§ **WORK TO BE COMPLETED**: Change every "Point" in the records below to "Marker" and reproduce them with everything else left unchanged.

************

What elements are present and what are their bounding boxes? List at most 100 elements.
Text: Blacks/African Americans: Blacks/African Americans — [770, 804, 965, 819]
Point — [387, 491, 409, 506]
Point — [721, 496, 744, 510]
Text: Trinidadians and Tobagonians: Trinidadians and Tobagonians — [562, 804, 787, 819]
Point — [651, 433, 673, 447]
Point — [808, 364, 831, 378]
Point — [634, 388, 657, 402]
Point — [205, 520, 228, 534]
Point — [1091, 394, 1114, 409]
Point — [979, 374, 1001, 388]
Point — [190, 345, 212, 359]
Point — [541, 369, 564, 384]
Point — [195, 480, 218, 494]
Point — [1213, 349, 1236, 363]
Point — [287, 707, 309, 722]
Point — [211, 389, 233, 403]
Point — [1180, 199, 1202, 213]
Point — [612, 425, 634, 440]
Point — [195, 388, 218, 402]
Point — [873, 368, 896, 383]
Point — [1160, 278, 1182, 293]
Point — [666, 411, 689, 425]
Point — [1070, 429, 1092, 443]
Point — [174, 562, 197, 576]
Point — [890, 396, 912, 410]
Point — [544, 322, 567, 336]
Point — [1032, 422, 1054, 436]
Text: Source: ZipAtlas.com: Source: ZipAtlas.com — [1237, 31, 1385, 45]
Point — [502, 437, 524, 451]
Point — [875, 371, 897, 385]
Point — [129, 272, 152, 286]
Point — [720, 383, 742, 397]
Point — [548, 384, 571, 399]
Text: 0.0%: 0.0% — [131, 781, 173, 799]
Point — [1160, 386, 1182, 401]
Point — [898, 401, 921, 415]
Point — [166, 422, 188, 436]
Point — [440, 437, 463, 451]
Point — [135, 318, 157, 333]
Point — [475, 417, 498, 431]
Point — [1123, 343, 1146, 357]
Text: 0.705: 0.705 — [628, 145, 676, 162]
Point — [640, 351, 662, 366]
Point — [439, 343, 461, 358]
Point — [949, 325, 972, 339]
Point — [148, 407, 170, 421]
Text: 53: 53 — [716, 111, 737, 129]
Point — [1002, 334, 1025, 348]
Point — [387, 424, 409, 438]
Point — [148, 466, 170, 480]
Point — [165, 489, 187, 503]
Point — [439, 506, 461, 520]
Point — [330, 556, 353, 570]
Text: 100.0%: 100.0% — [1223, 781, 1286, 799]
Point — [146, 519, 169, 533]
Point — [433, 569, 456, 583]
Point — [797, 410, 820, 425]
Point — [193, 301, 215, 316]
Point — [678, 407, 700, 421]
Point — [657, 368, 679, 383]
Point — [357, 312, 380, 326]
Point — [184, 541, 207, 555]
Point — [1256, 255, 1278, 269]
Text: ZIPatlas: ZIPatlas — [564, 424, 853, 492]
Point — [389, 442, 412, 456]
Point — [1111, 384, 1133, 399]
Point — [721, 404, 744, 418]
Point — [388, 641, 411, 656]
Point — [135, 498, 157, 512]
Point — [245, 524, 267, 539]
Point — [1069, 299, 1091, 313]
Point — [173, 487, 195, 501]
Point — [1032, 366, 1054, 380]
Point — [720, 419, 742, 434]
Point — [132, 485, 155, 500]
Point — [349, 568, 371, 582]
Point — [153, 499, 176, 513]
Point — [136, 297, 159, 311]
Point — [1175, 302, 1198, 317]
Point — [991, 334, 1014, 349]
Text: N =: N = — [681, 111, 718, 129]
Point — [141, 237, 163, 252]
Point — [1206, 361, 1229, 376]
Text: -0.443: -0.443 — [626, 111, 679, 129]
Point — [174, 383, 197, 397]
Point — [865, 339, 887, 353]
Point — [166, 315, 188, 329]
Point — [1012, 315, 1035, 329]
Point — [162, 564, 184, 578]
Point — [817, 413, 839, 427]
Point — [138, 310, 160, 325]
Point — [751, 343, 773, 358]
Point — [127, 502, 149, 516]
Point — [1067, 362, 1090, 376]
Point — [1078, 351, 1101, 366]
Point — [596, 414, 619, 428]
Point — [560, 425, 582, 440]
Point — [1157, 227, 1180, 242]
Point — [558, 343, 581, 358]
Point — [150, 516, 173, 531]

************

§ **RESULT OF THIS TASK**:
What elements are present and what are their bounding boxes? List at most 100 elements.
Text: Blacks/African Americans: Blacks/African Americans — [770, 804, 965, 819]
Marker — [387, 491, 409, 506]
Marker — [721, 496, 744, 510]
Text: Trinidadians and Tobagonians: Trinidadians and Tobagonians — [562, 804, 787, 819]
Marker — [651, 433, 673, 447]
Marker — [808, 364, 831, 378]
Marker — [634, 388, 657, 402]
Marker — [205, 520, 228, 534]
Marker — [1091, 394, 1114, 409]
Marker — [979, 374, 1001, 388]
Marker — [190, 345, 212, 359]
Marker — [541, 369, 564, 384]
Marker — [195, 480, 218, 494]
Marker — [1213, 349, 1236, 363]
Marker — [287, 707, 309, 722]
Marker — [211, 389, 233, 403]
Marker — [1180, 199, 1202, 213]
Marker — [612, 425, 634, 440]
Marker — [195, 388, 218, 402]
Marker — [873, 368, 896, 383]
Marker — [1160, 278, 1182, 293]
Marker — [666, 411, 689, 425]
Marker — [1070, 429, 1092, 443]
Marker — [174, 562, 197, 576]
Marker — [890, 396, 912, 410]
Marker — [544, 322, 567, 336]
Marker — [1032, 422, 1054, 436]
Text: Source: ZipAtlas.com: Source: ZipAtlas.com — [1237, 31, 1385, 45]
Marker — [502, 437, 524, 451]
Marker — [875, 371, 897, 385]
Marker — [129, 272, 152, 286]
Marker — [720, 383, 742, 397]
Marker — [548, 384, 571, 399]
Text: 0.0%: 0.0% — [131, 781, 173, 799]
Marker — [1160, 386, 1182, 401]
Marker — [898, 401, 921, 415]
Marker — [166, 422, 188, 436]
Marker — [440, 437, 463, 451]
Marker — [135, 318, 157, 333]
Marker — [475, 417, 498, 431]
Marker — [1123, 343, 1146, 357]
Text: 0.705: 0.705 — [628, 145, 676, 162]
Marker — [640, 351, 662, 366]
Marker — [439, 343, 461, 358]
Marker — [949, 325, 972, 339]
Marker — [148, 407, 170, 421]
Text: 53: 53 — [716, 111, 737, 129]
Marker — [1002, 334, 1025, 348]
Marker — [387, 424, 409, 438]
Marker — [148, 466, 170, 480]
Marker — [165, 489, 187, 503]
Marker — [439, 506, 461, 520]
Marker — [330, 556, 353, 570]
Text: 100.0%: 100.0% — [1223, 781, 1286, 799]
Marker — [146, 519, 169, 533]
Marker — [433, 569, 456, 583]
Marker — [797, 410, 820, 425]
Marker — [193, 301, 215, 316]
Marker — [678, 407, 700, 421]
Marker — [657, 368, 679, 383]
Marker — [357, 312, 380, 326]
Marker — [184, 541, 207, 555]
Marker — [1256, 255, 1278, 269]
Text: ZIPatlas: ZIPatlas — [564, 424, 853, 492]
Marker — [389, 442, 412, 456]
Marker — [1111, 384, 1133, 399]
Marker — [721, 404, 744, 418]
Marker — [388, 641, 411, 656]
Marker — [135, 498, 157, 512]
Marker — [245, 524, 267, 539]
Marker — [1069, 299, 1091, 313]
Marker — [173, 487, 195, 501]
Marker — [1032, 366, 1054, 380]
Marker — [720, 419, 742, 434]
Marker — [132, 485, 155, 500]
Marker — [349, 568, 371, 582]
Marker — [153, 499, 176, 513]
Marker — [136, 297, 159, 311]
Marker — [1175, 302, 1198, 317]
Marker — [991, 334, 1014, 349]
Text: N =: N = — [681, 111, 718, 129]
Marker — [141, 237, 163, 252]
Marker — [1206, 361, 1229, 376]
Text: -0.443: -0.443 — [626, 111, 679, 129]
Marker — [174, 383, 197, 397]
Marker — [865, 339, 887, 353]
Marker — [166, 315, 188, 329]
Marker — [1012, 315, 1035, 329]
Marker — [162, 564, 184, 578]
Marker — [817, 413, 839, 427]
Marker — [138, 310, 160, 325]
Marker — [751, 343, 773, 358]
Marker — [127, 502, 149, 516]
Marker — [1067, 362, 1090, 376]
Marker — [1078, 351, 1101, 366]
Marker — [596, 414, 619, 428]
Marker — [560, 425, 582, 440]
Marker — [1157, 227, 1180, 242]
Marker — [558, 343, 581, 358]
Marker — [150, 516, 173, 531]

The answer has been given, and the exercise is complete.